_Requirement_
Reproduce the rows from the beginning through the line containing "figure-title: High Speed", inclusive, substituting "vertical-tick-label" for every occurrence of "y-tick-label" and leaving all else unchanged.
————————
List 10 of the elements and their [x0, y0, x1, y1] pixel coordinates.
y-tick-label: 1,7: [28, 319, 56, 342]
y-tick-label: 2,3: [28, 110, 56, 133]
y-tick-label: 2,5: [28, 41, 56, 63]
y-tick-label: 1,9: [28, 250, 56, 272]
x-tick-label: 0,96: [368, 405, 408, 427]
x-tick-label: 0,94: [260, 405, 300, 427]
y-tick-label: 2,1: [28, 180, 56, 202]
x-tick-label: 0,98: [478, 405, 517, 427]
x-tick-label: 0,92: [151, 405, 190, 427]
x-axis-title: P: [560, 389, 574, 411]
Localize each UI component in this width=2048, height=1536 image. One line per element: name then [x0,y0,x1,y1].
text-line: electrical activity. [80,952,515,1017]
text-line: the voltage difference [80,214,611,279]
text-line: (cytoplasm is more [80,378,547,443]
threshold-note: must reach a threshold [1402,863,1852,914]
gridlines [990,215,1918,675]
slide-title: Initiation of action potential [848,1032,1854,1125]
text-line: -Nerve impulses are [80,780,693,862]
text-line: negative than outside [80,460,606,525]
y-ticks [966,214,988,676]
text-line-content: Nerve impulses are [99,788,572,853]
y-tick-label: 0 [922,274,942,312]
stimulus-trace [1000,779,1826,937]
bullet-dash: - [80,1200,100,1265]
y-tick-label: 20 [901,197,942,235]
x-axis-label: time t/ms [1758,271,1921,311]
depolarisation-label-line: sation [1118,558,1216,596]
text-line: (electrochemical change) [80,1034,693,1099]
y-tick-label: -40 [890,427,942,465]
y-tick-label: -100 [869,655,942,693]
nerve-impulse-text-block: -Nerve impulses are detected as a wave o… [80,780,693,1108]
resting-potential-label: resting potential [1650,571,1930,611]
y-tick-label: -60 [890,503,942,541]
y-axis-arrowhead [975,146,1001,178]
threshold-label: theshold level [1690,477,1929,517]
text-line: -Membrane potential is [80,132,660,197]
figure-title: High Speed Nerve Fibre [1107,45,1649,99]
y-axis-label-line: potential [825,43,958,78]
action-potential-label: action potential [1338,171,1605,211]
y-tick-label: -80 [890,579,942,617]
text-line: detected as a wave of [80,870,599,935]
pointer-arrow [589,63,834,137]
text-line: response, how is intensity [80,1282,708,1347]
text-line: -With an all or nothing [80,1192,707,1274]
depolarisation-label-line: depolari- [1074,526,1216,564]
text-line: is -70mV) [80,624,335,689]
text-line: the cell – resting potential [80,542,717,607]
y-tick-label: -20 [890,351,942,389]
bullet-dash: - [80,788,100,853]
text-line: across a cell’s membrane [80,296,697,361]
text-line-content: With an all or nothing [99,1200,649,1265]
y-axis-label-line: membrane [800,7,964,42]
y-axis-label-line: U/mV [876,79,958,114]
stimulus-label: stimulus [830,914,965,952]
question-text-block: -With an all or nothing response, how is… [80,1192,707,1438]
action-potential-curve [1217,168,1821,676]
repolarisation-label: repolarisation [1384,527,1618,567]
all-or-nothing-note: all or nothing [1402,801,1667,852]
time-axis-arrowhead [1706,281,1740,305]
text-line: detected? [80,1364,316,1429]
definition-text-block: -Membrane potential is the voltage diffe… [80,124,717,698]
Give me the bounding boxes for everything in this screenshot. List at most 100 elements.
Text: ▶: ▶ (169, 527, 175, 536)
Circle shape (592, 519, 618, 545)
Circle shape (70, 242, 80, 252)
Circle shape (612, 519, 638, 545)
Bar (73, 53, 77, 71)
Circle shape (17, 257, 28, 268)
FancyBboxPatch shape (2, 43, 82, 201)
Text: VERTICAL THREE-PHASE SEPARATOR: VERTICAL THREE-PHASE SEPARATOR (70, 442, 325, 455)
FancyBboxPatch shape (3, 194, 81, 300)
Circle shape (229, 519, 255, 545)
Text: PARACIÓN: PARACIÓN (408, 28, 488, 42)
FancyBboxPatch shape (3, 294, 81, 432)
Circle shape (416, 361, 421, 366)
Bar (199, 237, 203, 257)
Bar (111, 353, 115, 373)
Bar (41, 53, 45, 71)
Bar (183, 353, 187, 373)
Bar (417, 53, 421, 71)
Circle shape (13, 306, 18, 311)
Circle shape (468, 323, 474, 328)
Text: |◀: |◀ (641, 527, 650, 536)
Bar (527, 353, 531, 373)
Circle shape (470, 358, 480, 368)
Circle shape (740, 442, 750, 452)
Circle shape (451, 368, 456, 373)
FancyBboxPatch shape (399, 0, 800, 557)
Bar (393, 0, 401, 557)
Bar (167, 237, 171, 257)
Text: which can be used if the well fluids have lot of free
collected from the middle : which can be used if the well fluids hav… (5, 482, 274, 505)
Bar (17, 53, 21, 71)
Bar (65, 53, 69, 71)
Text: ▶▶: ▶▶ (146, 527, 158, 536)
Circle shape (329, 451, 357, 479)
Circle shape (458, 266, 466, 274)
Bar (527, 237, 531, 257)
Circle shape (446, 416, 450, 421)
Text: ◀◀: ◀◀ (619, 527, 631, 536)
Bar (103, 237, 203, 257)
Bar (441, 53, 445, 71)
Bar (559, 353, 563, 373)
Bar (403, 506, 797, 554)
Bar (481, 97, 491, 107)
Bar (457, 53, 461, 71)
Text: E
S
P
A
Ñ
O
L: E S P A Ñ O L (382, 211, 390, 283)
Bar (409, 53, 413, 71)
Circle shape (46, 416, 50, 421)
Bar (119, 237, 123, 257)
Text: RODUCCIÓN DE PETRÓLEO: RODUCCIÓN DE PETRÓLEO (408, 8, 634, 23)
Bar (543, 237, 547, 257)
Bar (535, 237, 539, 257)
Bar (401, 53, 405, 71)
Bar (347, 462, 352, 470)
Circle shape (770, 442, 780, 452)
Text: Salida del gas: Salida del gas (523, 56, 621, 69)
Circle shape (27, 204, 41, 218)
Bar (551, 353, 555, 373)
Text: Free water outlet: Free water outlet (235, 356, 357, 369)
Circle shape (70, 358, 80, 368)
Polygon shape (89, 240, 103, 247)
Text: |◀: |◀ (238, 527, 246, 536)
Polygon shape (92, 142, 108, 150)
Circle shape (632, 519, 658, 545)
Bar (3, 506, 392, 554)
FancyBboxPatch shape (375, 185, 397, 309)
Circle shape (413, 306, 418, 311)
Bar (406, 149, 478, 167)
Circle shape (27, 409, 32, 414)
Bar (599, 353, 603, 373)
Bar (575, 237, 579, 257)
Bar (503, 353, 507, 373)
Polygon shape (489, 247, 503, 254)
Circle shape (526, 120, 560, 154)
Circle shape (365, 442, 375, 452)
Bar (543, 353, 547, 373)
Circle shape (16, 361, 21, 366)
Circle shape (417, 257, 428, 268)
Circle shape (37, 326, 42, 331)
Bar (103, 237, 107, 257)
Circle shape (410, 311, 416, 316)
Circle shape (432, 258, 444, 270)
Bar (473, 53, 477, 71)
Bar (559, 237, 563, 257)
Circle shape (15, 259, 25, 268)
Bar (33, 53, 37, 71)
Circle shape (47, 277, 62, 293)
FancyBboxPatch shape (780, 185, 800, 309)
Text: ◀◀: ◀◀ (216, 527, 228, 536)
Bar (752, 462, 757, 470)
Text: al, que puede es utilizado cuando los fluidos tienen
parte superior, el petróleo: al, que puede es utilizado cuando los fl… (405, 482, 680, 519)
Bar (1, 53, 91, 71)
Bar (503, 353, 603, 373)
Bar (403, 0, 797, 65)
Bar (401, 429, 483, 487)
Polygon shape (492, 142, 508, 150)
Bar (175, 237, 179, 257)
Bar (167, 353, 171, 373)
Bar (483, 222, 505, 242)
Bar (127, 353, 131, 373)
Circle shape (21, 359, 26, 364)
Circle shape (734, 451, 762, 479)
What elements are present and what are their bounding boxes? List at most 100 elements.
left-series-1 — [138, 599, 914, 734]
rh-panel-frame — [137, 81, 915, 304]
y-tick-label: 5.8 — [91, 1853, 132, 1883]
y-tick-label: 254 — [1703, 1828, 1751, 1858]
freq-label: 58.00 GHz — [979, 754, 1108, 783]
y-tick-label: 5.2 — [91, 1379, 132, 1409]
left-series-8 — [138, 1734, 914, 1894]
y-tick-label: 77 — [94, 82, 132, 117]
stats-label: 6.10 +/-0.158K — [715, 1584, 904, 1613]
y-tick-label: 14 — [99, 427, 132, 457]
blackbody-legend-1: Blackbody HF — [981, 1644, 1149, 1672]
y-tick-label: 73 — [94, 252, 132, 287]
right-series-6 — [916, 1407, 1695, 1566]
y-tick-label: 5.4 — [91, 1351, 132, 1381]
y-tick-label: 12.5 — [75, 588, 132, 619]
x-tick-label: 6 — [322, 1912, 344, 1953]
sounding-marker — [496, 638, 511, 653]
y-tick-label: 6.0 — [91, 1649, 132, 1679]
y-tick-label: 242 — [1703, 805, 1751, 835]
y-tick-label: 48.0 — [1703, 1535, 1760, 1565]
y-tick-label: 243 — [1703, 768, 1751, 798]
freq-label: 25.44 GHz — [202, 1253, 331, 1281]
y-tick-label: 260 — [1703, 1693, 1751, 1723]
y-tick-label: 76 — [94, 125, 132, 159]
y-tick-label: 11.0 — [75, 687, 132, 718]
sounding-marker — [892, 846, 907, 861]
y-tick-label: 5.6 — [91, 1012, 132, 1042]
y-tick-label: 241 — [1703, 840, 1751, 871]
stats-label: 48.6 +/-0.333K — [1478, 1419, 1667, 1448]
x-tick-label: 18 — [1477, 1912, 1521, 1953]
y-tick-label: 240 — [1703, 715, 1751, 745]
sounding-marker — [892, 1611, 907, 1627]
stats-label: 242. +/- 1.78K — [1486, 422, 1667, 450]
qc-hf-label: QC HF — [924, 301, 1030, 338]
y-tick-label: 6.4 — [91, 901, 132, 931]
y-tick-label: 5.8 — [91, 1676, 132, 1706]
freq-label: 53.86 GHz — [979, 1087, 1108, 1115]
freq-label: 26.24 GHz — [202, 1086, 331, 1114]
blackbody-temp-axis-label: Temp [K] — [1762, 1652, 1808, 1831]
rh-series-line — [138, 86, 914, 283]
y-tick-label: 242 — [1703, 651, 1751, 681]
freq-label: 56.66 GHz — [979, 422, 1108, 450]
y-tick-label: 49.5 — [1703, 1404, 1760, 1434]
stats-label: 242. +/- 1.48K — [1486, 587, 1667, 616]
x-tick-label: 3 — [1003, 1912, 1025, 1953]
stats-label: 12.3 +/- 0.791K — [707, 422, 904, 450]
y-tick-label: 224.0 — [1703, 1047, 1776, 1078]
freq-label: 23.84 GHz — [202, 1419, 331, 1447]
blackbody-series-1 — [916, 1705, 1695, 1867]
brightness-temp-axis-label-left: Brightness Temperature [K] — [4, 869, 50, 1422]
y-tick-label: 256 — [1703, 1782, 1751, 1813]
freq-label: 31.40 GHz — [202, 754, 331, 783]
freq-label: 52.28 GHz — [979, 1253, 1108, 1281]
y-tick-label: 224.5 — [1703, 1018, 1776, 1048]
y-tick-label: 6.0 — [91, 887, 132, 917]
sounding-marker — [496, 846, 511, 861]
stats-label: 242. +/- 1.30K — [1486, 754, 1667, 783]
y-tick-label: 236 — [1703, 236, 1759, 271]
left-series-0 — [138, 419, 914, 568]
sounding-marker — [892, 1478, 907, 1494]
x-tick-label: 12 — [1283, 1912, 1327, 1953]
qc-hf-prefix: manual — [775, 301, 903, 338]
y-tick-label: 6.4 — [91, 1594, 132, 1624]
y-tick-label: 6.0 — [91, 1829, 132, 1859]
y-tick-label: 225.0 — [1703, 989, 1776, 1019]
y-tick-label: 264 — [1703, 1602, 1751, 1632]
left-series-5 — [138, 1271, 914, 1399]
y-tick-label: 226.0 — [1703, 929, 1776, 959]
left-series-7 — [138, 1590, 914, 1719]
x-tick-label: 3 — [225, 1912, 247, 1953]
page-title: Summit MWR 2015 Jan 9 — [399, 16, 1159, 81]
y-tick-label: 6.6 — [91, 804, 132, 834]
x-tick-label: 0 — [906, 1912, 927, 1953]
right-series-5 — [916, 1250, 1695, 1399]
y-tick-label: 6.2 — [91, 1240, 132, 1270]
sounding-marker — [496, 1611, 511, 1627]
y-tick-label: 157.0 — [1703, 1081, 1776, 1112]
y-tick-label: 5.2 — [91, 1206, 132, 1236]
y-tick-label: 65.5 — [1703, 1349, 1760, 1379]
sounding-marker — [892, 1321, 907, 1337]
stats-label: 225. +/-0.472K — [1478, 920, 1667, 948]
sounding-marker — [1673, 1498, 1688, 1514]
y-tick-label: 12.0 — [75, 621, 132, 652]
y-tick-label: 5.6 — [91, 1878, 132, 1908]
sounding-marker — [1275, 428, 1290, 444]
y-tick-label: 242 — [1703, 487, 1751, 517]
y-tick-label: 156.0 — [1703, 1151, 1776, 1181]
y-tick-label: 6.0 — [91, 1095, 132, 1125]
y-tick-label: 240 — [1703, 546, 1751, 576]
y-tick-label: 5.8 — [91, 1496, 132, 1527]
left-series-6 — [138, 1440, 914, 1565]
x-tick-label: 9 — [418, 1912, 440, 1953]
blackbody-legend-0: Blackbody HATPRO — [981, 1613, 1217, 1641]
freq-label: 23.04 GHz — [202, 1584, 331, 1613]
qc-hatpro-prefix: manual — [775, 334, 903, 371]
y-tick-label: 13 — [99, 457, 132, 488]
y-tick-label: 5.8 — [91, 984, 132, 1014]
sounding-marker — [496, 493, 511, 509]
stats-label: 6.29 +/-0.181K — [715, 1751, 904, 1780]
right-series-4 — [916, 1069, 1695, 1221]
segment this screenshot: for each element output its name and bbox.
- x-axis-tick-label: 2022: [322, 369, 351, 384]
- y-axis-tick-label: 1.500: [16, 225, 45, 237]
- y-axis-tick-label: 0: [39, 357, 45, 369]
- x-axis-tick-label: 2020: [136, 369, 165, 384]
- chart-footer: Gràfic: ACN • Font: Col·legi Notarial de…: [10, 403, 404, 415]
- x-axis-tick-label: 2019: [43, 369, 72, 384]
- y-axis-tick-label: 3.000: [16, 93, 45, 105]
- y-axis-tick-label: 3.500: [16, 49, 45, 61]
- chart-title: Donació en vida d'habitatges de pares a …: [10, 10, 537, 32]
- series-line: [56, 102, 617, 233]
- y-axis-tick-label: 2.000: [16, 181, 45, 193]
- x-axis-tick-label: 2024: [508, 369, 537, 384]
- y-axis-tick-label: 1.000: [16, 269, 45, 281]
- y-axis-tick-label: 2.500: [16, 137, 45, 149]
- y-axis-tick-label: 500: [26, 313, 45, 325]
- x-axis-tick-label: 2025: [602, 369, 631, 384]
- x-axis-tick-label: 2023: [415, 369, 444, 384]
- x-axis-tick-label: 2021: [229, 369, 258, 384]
————————
_Right answer_
List 10 of the elements and their [x0, y0, x1, y1] pixel coordinates.
vertical-tick-label: 1,7: [28, 319, 56, 342]
vertical-tick-label: 2,3: [28, 110, 56, 133]
vertical-tick-label: 2,5: [28, 41, 56, 63]
vertical-tick-label: 1,9: [28, 250, 56, 272]
x-tick-label: 0,96: [368, 405, 408, 427]
x-tick-label: 0,94: [260, 405, 300, 427]
vertical-tick-label: 2,1: [28, 180, 56, 202]
x-tick-label: 0,98: [478, 405, 517, 427]
x-tick-label: 0,92: [151, 405, 190, 427]
x-axis-title: P: [560, 389, 574, 411]
Localize each UI component in this width=2048, height=1536 image. One line per element: name then [x0,y0,x1,y1].
text-line: electrical activity. [80,952,515,1017]
text-line: the voltage difference [80,214,611,279]
text-line: (cytoplasm is more [80,378,547,443]
threshold-note: must reach a threshold [1402,863,1852,914]
gridlines [990,215,1918,675]
slide-title: Initiation of action potential [848,1032,1854,1125]
text-line: -Nerve impulses are [80,780,693,862]
text-line: negative than outside [80,460,606,525]
y-ticks [966,214,988,676]
text-line-content: Nerve impulses are [99,788,572,853]
vertical-tick-label: 0 [922,274,942,312]
stimulus-trace [1000,779,1826,937]
bullet-dash: - [80,1200,100,1265]
vertical-tick-label: 20 [901,197,942,235]
x-axis-label: time t/ms [1758,271,1921,311]
depolarisation-label-line: sation [1118,558,1216,596]
text-line: (electrochemical change) [80,1034,693,1099]
vertical-tick-label: -40 [890,427,942,465]
vertical-tick-label: -100 [869,655,942,693]
nerve-impulse-text-block: -Nerve impulses are detected as a wave o… [80,780,693,1108]
resting-potential-label: resting potential [1650,571,1930,611]
vertical-tick-label: -60 [890,503,942,541]
y-axis-arrowhead [975,146,1001,178]
threshold-label: theshold level [1690,477,1929,517]
text-line: -Membrane potential is [80,132,660,197]
figure-title: High Speed Nerve Fibre [1107,45,1649,99]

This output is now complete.